- EXERCISE DESCRIPTION -
Below is a set of records; restate each one word for word.
>> start
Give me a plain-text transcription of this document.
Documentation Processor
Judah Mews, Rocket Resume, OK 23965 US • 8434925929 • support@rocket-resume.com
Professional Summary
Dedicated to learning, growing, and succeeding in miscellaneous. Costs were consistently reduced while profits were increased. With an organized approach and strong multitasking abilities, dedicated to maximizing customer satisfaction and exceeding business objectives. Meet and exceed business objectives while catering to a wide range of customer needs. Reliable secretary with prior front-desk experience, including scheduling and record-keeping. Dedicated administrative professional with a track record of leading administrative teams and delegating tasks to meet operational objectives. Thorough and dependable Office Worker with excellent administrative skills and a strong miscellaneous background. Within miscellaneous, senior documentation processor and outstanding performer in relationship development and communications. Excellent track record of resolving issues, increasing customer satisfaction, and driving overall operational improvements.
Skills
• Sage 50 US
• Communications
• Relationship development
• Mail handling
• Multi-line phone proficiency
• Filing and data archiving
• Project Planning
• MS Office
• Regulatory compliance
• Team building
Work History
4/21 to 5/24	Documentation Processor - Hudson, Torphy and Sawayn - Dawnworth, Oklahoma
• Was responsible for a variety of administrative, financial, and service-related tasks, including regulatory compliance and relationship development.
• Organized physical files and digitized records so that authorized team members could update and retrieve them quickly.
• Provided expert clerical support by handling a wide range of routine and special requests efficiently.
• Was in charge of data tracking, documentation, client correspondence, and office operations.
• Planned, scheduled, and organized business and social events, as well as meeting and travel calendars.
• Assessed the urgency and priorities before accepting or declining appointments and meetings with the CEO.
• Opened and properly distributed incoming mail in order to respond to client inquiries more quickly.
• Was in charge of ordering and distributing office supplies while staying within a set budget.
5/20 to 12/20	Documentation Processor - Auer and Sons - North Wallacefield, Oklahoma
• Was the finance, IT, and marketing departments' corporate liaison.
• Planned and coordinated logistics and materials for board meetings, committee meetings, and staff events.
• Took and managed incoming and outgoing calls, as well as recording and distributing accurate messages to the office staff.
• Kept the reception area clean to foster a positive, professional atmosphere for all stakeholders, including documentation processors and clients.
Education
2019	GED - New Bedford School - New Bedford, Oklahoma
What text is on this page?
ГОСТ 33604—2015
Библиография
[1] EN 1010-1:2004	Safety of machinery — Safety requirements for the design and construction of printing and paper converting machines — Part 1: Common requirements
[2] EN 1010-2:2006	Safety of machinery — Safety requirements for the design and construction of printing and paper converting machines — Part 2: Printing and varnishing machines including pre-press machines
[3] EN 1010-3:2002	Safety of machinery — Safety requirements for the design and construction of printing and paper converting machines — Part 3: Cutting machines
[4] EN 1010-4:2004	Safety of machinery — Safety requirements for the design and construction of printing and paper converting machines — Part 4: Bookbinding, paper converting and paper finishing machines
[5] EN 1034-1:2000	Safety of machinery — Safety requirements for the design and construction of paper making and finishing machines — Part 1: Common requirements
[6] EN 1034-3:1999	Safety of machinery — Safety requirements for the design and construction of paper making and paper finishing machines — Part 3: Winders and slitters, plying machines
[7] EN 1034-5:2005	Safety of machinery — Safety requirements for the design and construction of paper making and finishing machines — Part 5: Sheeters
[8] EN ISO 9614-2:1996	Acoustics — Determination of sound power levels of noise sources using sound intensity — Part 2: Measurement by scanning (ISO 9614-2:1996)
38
>> end
- WORKED SOLUTION -
Give me a plain-text transcription of this document.
Documentation Processor
Judah Mews, Rocket Resume, OK 23965 US • 8434925929 • support@rocket-resume.com
Professional Summary
Dedicated to learning, growing, and succeeding in miscellaneous. Costs were consistently reduced while profits were increased. With an organized approach and strong multitasking abilities, dedicated to maximizing customer satisfaction and exceeding business objectives. Meet and exceed business objectives while catering to a wide range of customer needs. Reliable secretary with prior front-desk experience, including scheduling and record-keeping. Dedicated administrative professional with a track record of leading administrative teams and delegating tasks to meet operational objectives. Thorough and dependable Office Worker with excellent administrative skills and a strong miscellaneous background. Within miscellaneous, senior documentation processor and outstanding performer in relationship development and communications. Excellent track record of resolving issues, increasing customer satisfaction, and driving overall operational improvements.
Skills
• Sage 50 US
• Communications
• Relationship development
• Mail handling
• Multi-line phone proficiency
• Filing and data archiving
• Project Planning
• MS Office
• Regulatory compliance
• Team building
Work History
4/21 to 5/24	Documentation Processor - Hudson, Torphy and Sawayn - Dawnworth, Oklahoma
• Was responsible for a variety of administrative, financial, and service-related tasks, including regulatory compliance and relationship development.
• Organized physical files and digitized records so that authorized team members could update and retrieve them quickly.
• Provided expert clerical support by handling a wide range of routine and special requests efficiently.
• Was in charge of data tracking, documentation, client correspondence, and office operations.
• Planned, scheduled, and organized business and social events, as well as meeting and travel calendars.
• Assessed the urgency and priorities before accepting or declining appointments and meetings with the CEO.
• Opened and properly distributed incoming mail in order to respond to client inquiries more quickly.
• Was in charge of ordering and distributing office supplies while staying within a set budget.
5/20 to 12/20	Documentation Processor - Auer and Sons - North Wallacefield, Oklahoma
• Was the finance, IT, and marketing departments' corporate liaison.
• Planned and coordinated logistics and materials for board meetings, committee meetings, and staff events.
• Took and managed incoming and outgoing calls, as well as recording and distributing accurate messages to the office staff.
• Kept the reception area clean to foster a positive, professional atmosphere for all stakeholders, including documentation processors and clients.
Education
2019	GED - New Bedford School - New Bedford, Oklahoma
What text is on this page?
ГОСТ 33604—2015
Библиография
[1] EN 1010-1:2004	Safety of machinery — Safety requirements for the design and construction of printing and paper converting machines — Part 1: Common requirements
[2] EN 1010-2:2006	Safety of machinery — Safety requirements for the design and construction of printing and paper converting machines — Part 2: Printing and varnishing machines including pre-press machines
[3] EN 1010-3:2002	Safety of machinery — Safety requirements for the design and construction of printing and paper converting machines — Part 3: Cutting machines
[4] EN 1010-4:2004	Safety of machinery — Safety requirements for the design and construction of printing and paper converting machines — Part 4: Bookbinding, paper converting and paper finishing machines
[5] EN 1034-1:2000	Safety of machinery — Safety requirements for the design and construction of paper making and finishing machines — Part 1: Common requirements
[6] EN 1034-3:1999	Safety of machinery — Safety requirements for the design and construction of paper making and paper finishing machines — Part 3: Winders and slitters, plying machines
[7] EN 1034-5:2005	Safety of machinery — Safety requirements for the design and construction of paper making and finishing machines — Part 5: Sheeters
[8] EN ISO 9614-2:1996	Acoustics — Determination of sound power levels of noise sources using sound intensity — Part 2: Measurement by scanning (ISO 9614-2:1996)
38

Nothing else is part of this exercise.